***** Data supplied

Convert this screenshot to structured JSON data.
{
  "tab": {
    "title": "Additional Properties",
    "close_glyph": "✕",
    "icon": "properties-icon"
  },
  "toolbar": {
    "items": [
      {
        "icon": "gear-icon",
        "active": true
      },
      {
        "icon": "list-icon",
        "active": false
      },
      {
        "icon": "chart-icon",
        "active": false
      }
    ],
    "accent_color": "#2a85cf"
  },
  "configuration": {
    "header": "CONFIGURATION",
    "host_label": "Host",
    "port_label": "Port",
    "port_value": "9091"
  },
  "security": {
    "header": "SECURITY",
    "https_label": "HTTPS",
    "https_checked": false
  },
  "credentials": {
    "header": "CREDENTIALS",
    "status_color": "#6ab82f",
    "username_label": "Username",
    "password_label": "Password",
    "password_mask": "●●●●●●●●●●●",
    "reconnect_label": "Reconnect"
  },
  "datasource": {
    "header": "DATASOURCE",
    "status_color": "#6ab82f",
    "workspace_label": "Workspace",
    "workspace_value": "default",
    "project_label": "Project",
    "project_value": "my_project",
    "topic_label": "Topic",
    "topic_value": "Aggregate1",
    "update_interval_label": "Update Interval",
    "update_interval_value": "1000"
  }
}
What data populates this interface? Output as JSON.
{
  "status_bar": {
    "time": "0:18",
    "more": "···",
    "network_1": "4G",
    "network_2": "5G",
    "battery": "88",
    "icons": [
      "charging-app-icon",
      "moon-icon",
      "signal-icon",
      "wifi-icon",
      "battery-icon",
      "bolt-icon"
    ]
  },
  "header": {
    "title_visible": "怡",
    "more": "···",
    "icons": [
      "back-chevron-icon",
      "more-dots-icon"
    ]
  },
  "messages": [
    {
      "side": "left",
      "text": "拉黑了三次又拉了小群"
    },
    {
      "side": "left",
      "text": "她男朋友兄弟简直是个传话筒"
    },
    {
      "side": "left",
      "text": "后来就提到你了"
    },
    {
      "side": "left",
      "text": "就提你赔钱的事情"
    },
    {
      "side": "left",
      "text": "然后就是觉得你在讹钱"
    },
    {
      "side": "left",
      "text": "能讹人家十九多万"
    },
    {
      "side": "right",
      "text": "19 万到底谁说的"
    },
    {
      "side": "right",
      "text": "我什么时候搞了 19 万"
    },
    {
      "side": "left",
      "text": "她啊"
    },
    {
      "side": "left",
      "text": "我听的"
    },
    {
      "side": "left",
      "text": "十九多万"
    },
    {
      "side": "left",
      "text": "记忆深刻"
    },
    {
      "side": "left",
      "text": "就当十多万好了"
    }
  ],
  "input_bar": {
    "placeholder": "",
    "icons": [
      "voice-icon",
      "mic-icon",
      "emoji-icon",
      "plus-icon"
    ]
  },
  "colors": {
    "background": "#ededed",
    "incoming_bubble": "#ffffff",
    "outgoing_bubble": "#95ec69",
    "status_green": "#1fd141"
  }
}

**********

### Problem statement
Copy the material above back out, exactly as written.

### Exercise answer
Convert this screenshot to structured JSON data.
{
  "tab": {
    "title": "Additional Properties",
    "close_glyph": "✕",
    "icon": "properties-icon"
  },
  "toolbar": {
    "items": [
      {
        "icon": "gear-icon",
        "active": true
      },
      {
        "icon": "list-icon",
        "active": false
      },
      {
        "icon": "chart-icon",
        "active": false
      }
    ],
    "accent_color": "#2a85cf"
  },
  "configuration": {
    "header": "CONFIGURATION",
    "host_label": "Host",
    "port_label": "Port",
    "port_value": "9091"
  },
  "security": {
    "header": "SECURITY",
    "https_label": "HTTPS",
    "https_checked": false
  },
  "credentials": {
    "header": "CREDENTIALS",
    "status_color": "#6ab82f",
    "username_label": "Username",
    "password_label": "Password",
    "password_mask": "●●●●●●●●●●●",
    "reconnect_label": "Reconnect"
  },
  "datasource": {
    "header": "DATASOURCE",
    "status_color": "#6ab82f",
    "workspace_label": "Workspace",
    "workspace_value": "default",
    "project_label": "Project",
    "project_value": "my_project",
    "topic_label": "Topic",
    "topic_value": "Aggregate1",
    "update_interval_label": "Update Interval",
    "update_interval_value": "1000"
  }
}
What data populates this interface? Output as JSON.
{
  "status_bar": {
    "time": "0:18",
    "more": "···",
    "network_1": "4G",
    "network_2": "5G",
    "battery": "88",
    "icons": [
      "charging-app-icon",
      "moon-icon",
      "signal-icon",
      "wifi-icon",
      "battery-icon",
      "bolt-icon"
    ]
  },
  "header": {
    "title_visible": "怡",
    "more": "···",
    "icons": [
      "back-chevron-icon",
      "more-dots-icon"
    ]
  },
  "messages": [
    {
      "side": "left",
      "text": "拉黑了三次又拉了小群"
    },
    {
      "side": "left",
      "text": "她男朋友兄弟简直是个传话筒"
    },
    {
      "side": "left",
      "text": "后来就提到你了"
    },
    {
      "side": "left",
      "text": "就提你赔钱的事情"
    },
    {
      "side": "left",
      "text": "然后就是觉得你在讹钱"
    },
    {
      "side": "left",
      "text": "能讹人家十九多万"
    },
    {
      "side": "right",
      "text": "19 万到底谁说的"
    },
    {
      "side": "right",
      "text": "我什么时候搞了 19 万"
    },
    {
      "side": "left",
      "text": "她啊"
    },
    {
      "side": "left",
      "text": "我听的"
    },
    {
      "side": "left",
      "text": "十九多万"
    },
    {
      "side": "left",
      "text": "记忆深刻"
    },
    {
      "side": "left",
      "text": "就当十多万好了"
    }
  ],
  "input_bar": {
    "placeholder": "",
    "icons": [
      "voice-icon",
      "mic-icon",
      "emoji-icon",
      "plus-icon"
    ]
  },
  "colors": {
    "background": "#ededed",
    "incoming_bubble": "#ffffff",
    "outgoing_bubble": "#95ec69",
    "status_green": "#1fd141"
  }
}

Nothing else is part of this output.